* _EXERCISE_: Spot every line with the word "name" and return it.

--- DATA ROWS ---

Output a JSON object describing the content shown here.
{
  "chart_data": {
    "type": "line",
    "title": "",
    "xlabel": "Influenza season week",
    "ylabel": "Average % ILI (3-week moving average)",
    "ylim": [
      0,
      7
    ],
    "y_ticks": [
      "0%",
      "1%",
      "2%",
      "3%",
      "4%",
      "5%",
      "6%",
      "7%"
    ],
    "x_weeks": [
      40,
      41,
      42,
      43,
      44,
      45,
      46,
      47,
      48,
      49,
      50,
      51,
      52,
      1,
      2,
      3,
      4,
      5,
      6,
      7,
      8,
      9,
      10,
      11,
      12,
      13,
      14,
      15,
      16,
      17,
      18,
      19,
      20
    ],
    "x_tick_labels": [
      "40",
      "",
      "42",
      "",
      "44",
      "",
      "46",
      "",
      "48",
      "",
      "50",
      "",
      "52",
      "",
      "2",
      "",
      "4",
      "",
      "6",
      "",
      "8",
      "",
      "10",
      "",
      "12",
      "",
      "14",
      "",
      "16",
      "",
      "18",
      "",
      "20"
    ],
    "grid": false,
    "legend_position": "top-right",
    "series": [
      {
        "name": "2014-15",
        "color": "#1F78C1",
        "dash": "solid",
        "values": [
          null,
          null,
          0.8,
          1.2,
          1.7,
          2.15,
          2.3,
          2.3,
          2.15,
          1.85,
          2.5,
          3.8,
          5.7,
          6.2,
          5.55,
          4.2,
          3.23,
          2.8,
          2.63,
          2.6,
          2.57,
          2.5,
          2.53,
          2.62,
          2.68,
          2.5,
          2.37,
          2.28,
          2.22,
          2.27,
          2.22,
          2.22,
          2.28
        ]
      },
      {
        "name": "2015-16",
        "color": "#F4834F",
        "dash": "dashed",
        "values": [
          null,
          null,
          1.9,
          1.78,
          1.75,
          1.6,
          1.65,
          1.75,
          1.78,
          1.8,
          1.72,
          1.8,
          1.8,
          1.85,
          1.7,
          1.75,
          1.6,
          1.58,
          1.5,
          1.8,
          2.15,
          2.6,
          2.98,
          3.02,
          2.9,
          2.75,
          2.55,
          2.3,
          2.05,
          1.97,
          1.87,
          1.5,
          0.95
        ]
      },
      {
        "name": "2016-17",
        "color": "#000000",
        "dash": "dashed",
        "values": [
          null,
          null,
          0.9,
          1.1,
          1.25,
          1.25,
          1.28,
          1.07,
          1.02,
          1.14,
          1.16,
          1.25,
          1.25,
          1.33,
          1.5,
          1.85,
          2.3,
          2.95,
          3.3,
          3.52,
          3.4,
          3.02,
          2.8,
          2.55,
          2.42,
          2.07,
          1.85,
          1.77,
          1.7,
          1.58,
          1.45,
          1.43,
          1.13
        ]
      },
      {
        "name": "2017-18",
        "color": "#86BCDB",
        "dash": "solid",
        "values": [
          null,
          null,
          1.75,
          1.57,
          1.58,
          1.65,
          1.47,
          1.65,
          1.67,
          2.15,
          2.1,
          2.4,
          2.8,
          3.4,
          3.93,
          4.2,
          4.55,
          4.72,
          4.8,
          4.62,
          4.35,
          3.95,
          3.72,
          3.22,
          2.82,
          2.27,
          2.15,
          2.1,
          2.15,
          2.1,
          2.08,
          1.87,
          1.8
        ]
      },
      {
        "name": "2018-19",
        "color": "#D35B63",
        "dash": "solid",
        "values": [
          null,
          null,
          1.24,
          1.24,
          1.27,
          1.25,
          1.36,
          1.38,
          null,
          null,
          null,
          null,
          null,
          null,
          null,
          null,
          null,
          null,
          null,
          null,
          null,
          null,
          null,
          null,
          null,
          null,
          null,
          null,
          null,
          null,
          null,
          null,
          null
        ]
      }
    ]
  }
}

---

* _FULL RESPONSE_:
        "name": "2014-15",
        "name": "2015-16",
        "name": "2016-17",
        "name": "2017-18",
        "name": "2018-19",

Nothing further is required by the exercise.